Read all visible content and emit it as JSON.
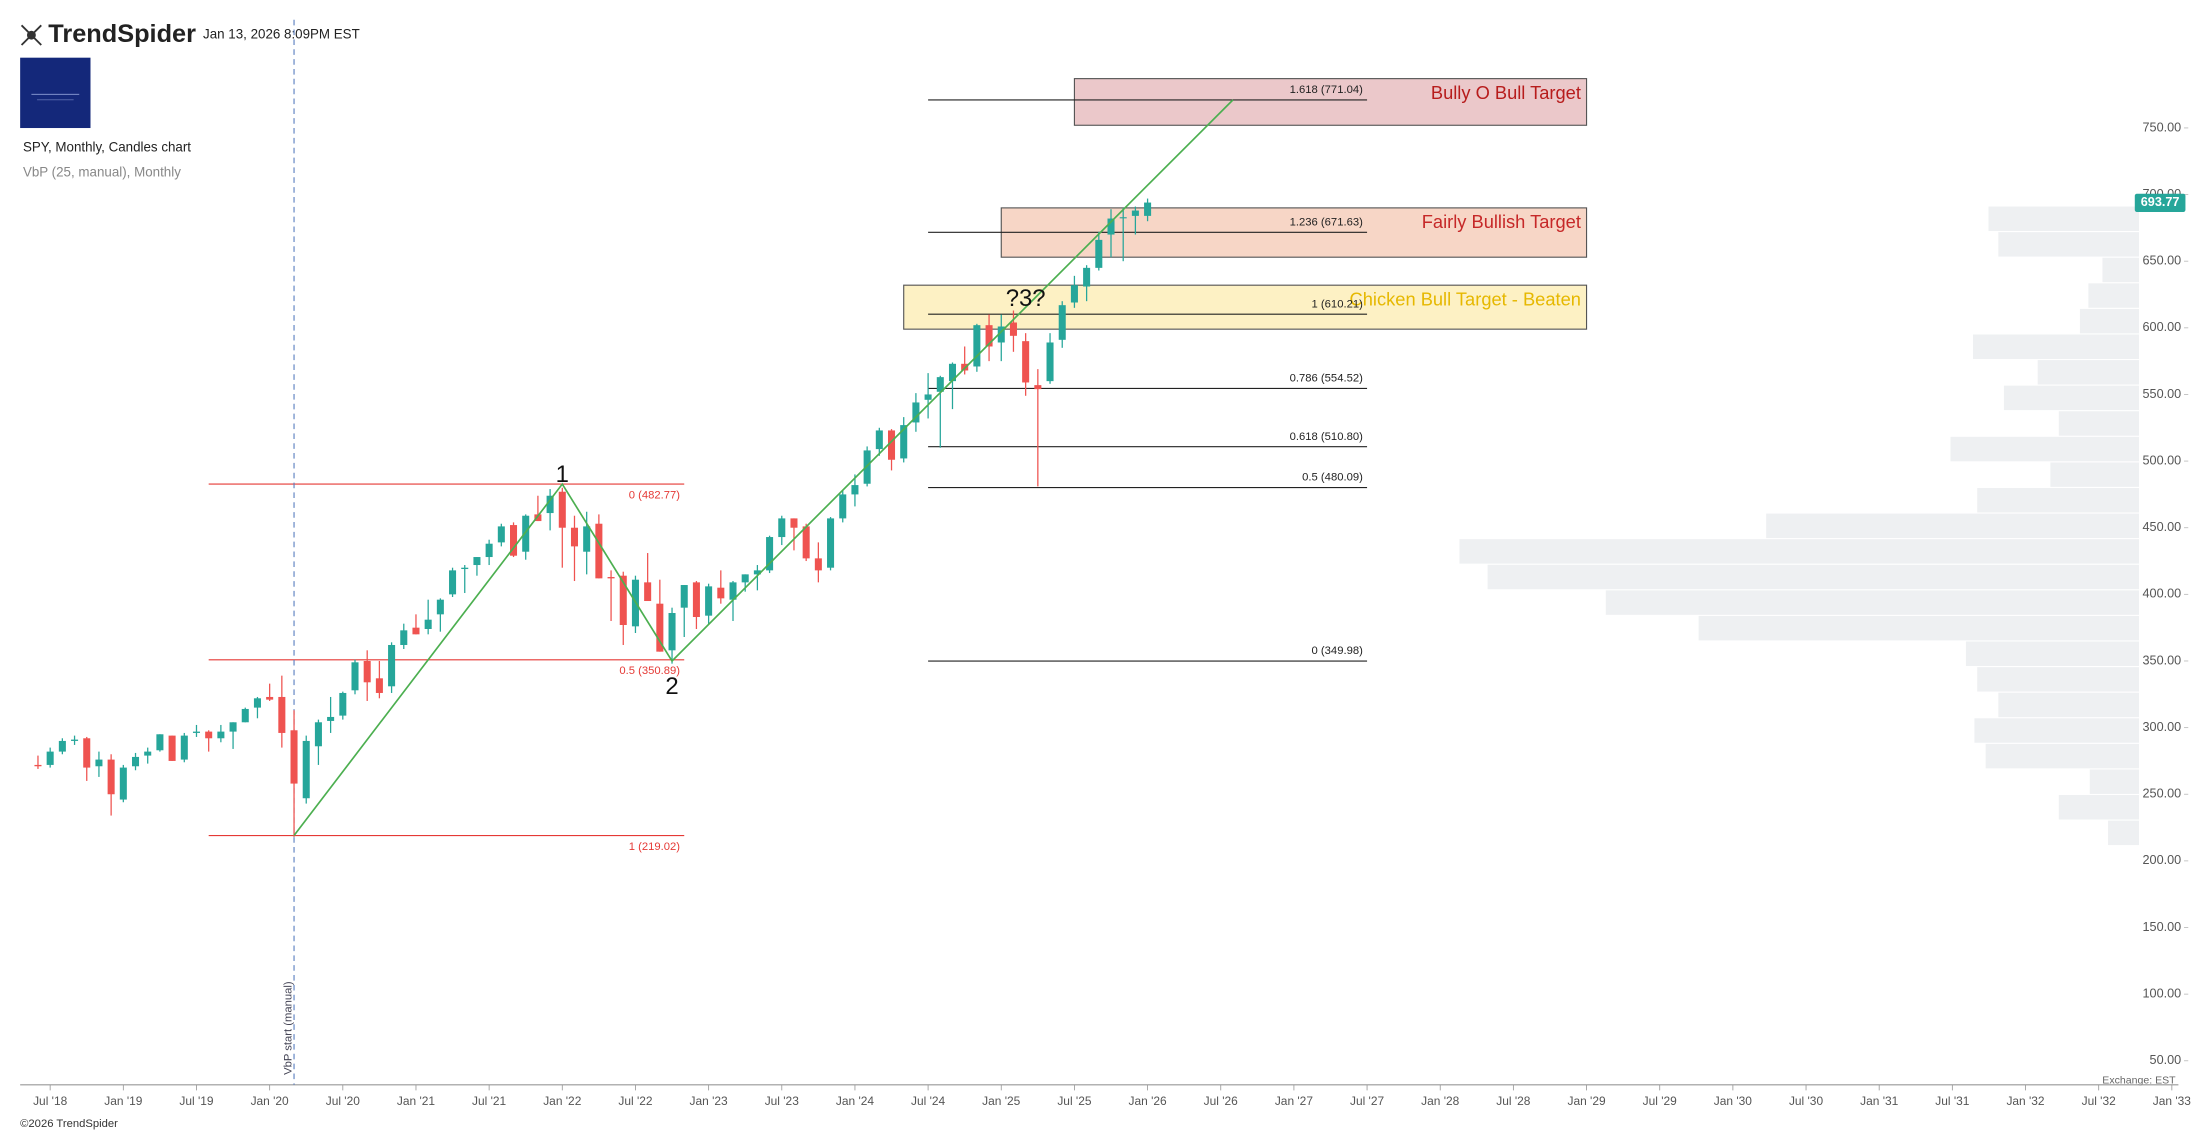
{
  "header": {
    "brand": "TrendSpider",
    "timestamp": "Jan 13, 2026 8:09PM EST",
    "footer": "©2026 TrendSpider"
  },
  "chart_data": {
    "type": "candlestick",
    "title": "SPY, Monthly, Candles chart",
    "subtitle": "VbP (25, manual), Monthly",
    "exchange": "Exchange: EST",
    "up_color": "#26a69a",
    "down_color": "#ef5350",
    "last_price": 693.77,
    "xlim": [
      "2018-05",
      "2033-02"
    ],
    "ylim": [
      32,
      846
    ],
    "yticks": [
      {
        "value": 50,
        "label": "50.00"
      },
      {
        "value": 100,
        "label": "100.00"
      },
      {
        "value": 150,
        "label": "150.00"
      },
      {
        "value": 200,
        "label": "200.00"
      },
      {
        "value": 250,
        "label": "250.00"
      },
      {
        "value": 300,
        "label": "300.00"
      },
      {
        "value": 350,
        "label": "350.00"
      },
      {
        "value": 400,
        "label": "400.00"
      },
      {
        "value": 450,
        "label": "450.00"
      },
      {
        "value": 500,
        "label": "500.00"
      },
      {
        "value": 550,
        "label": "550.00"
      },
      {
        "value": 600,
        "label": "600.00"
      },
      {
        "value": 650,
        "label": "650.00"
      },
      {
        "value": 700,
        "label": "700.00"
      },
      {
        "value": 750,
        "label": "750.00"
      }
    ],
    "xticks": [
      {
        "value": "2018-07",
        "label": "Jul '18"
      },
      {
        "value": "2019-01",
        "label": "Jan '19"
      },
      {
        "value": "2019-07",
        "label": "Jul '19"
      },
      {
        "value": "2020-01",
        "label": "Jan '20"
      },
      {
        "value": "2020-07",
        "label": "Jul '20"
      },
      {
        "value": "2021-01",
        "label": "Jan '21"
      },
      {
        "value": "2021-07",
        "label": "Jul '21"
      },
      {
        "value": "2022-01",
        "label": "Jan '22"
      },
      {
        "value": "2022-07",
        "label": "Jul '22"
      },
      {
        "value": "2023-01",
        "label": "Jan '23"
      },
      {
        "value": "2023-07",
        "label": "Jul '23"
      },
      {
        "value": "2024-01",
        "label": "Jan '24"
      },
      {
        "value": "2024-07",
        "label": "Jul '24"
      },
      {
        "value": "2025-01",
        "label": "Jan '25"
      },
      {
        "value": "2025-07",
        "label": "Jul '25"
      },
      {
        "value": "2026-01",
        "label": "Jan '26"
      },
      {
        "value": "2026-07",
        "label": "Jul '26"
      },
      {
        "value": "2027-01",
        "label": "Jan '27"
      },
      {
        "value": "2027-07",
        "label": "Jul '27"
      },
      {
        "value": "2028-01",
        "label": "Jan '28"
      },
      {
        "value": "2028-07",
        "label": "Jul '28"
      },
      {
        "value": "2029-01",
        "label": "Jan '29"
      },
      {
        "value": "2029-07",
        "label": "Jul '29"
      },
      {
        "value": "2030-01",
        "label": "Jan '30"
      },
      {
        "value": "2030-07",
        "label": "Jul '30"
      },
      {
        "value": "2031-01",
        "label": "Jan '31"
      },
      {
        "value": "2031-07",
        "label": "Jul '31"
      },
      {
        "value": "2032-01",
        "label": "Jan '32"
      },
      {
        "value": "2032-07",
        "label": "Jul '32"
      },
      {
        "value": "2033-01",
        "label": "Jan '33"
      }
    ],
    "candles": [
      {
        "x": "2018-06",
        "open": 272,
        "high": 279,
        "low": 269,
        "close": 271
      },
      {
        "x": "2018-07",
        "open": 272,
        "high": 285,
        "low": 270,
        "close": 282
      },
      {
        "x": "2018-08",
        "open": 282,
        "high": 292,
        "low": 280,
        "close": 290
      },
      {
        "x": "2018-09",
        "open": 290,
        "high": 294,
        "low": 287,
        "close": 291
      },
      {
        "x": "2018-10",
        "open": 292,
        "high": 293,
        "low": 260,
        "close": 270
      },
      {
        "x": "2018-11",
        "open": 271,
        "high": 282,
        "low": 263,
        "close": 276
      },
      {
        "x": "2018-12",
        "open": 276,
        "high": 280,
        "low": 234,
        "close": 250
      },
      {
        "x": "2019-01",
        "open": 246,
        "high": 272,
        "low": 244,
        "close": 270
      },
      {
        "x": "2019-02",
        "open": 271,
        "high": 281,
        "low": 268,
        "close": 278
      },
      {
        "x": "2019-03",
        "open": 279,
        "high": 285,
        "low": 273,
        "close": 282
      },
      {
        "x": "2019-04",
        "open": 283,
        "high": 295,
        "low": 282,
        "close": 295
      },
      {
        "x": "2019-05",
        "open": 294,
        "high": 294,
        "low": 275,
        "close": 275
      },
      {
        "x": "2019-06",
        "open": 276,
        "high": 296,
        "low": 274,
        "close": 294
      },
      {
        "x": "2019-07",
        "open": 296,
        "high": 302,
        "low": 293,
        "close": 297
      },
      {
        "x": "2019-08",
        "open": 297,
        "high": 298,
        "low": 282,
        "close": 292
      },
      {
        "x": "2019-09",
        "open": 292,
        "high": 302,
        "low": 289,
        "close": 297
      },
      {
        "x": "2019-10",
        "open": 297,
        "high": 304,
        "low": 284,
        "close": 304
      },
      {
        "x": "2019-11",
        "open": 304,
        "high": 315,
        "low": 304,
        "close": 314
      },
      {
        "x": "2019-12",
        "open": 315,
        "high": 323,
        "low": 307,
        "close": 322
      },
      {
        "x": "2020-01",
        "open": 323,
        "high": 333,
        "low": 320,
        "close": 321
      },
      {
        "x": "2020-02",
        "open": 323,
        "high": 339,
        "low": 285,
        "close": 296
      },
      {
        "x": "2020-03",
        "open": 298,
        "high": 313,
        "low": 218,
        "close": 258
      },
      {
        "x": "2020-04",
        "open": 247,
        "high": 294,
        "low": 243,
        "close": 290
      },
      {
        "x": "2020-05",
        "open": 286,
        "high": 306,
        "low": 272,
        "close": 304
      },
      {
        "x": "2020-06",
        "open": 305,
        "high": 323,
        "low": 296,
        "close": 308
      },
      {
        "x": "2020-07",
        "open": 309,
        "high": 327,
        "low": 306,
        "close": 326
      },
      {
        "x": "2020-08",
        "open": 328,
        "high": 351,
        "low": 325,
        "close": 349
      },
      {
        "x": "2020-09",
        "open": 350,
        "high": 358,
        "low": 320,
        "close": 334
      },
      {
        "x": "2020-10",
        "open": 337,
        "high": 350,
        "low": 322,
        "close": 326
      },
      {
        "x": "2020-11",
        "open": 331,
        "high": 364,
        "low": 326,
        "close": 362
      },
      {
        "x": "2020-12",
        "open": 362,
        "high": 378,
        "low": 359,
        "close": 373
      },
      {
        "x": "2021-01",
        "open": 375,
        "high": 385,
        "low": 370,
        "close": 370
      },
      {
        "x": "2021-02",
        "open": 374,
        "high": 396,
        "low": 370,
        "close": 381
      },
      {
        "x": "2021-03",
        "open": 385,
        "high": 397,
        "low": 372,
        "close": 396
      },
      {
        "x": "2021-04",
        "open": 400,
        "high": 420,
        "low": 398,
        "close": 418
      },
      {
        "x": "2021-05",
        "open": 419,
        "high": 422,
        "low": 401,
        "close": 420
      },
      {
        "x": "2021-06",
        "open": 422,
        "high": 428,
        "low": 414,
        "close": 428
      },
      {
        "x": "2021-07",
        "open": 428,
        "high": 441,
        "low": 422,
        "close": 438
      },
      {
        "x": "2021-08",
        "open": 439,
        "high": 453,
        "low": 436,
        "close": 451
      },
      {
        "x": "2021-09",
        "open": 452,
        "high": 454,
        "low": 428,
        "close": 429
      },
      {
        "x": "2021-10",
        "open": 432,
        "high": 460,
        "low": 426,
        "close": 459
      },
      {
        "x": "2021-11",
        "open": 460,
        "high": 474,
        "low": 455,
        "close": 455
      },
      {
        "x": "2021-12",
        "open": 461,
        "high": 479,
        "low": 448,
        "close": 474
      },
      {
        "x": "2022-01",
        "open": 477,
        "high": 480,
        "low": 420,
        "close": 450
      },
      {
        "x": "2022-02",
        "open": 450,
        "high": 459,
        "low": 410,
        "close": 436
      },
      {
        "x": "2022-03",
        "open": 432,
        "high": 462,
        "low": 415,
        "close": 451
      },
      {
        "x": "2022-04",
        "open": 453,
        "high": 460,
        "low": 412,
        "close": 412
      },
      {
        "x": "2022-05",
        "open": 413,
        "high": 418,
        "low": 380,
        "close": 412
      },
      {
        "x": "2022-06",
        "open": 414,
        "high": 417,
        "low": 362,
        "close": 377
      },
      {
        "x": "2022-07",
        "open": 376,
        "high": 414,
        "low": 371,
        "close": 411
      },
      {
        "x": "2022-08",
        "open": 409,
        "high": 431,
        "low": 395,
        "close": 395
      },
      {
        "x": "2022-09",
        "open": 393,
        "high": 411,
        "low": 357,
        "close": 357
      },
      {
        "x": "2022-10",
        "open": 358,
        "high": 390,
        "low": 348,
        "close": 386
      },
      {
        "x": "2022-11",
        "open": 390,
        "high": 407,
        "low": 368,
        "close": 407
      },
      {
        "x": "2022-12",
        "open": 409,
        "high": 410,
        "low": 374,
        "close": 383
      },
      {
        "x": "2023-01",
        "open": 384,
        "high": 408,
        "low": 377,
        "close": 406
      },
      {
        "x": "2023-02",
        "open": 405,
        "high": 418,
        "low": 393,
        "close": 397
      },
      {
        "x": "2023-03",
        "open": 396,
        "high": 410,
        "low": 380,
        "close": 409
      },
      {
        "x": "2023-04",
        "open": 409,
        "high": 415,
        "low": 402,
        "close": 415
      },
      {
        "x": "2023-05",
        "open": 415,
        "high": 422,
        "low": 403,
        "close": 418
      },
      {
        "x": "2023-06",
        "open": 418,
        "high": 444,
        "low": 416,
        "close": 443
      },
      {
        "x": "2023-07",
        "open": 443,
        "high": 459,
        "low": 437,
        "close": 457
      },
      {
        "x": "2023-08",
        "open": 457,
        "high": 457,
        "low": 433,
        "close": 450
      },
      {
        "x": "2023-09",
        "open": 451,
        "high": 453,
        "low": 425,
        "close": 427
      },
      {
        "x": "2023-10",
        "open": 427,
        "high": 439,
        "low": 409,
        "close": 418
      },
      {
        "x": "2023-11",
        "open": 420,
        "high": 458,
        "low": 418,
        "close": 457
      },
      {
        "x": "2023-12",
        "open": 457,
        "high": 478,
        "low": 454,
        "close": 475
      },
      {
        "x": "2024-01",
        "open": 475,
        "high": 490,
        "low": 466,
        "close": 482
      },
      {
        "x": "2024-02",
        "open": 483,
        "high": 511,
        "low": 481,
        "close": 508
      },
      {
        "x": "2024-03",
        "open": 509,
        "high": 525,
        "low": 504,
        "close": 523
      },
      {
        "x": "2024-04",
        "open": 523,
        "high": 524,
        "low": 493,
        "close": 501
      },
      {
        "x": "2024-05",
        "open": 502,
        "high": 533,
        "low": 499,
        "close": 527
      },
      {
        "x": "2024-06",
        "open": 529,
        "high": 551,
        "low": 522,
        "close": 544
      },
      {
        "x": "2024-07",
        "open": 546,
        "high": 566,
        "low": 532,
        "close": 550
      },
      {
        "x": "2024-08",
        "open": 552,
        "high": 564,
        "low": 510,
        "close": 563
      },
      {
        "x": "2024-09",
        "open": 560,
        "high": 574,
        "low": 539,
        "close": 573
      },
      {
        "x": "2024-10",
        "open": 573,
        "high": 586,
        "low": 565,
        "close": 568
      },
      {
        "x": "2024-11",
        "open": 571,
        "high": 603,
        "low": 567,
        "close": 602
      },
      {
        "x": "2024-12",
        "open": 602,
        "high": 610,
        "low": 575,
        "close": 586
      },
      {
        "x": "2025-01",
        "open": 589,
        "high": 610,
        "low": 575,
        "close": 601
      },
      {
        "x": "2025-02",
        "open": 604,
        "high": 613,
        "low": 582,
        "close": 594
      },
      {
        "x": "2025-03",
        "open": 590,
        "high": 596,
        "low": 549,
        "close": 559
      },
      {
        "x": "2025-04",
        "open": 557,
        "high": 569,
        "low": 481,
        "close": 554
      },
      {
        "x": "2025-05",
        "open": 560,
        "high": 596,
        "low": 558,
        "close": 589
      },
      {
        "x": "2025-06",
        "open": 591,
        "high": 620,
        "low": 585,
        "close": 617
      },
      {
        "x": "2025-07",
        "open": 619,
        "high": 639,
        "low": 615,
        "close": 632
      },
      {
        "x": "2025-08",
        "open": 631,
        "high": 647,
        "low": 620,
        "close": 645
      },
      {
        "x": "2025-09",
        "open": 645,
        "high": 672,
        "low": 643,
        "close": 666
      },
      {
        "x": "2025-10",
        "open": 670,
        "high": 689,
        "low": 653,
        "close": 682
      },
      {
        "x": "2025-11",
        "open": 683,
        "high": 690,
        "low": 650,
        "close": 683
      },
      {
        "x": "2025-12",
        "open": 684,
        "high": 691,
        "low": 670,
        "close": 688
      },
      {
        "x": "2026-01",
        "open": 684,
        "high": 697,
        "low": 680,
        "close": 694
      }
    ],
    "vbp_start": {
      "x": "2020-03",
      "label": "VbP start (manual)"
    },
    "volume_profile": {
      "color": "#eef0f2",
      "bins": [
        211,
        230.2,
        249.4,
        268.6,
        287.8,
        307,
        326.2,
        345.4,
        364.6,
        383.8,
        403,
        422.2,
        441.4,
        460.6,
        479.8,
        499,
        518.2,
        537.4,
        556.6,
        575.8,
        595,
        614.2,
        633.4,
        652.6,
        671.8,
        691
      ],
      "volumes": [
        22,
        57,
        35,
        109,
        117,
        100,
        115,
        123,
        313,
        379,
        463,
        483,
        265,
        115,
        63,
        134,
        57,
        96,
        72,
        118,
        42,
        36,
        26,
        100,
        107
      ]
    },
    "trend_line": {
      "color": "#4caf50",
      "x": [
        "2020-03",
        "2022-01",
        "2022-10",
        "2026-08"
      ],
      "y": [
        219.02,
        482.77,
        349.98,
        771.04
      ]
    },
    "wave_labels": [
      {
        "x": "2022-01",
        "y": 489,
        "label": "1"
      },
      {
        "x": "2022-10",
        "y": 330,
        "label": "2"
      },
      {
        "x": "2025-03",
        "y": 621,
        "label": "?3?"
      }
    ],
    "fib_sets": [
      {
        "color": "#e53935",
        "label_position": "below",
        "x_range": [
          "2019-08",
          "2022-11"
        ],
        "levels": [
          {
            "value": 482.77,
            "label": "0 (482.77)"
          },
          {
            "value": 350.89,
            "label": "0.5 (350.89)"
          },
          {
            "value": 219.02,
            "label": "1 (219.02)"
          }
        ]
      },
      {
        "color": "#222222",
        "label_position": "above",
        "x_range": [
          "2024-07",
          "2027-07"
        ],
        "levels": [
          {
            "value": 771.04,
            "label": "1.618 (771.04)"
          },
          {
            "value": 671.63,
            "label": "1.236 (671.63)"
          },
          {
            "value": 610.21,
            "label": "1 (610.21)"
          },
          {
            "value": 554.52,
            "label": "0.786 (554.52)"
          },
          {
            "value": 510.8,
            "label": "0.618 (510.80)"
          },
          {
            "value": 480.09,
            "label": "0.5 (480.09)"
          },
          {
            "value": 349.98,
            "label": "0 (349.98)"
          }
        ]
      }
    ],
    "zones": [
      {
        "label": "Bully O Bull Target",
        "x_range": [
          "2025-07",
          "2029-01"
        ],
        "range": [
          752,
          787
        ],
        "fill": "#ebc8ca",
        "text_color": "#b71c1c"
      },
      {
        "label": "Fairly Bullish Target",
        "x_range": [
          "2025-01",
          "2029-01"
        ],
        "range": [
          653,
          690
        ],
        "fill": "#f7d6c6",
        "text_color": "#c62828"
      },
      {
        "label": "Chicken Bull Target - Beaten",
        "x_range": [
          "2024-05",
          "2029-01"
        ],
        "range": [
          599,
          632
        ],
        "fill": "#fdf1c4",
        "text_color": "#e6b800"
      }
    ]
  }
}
○ ○ ○ ○ ○ ○ ○
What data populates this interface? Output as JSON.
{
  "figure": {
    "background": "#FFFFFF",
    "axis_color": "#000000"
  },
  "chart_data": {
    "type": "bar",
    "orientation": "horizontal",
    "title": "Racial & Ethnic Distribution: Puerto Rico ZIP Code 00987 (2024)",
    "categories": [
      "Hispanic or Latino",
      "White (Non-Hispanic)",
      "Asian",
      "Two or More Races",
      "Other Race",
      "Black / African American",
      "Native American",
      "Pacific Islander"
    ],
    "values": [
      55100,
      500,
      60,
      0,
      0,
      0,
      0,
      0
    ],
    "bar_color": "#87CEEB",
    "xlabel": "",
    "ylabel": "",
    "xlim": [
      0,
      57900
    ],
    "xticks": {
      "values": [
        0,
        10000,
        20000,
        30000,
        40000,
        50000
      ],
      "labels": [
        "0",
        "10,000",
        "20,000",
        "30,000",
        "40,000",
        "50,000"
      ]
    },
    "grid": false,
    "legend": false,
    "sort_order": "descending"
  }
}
○ ○ ○ ○ ○ ○ ○
# SET PROBLEM
Which lines contain the word "manual"? Copy each one.

# THE REPLY
    "subtitle": "VbP (25, manual), Monthly",
      "label": "VbP start (manual)"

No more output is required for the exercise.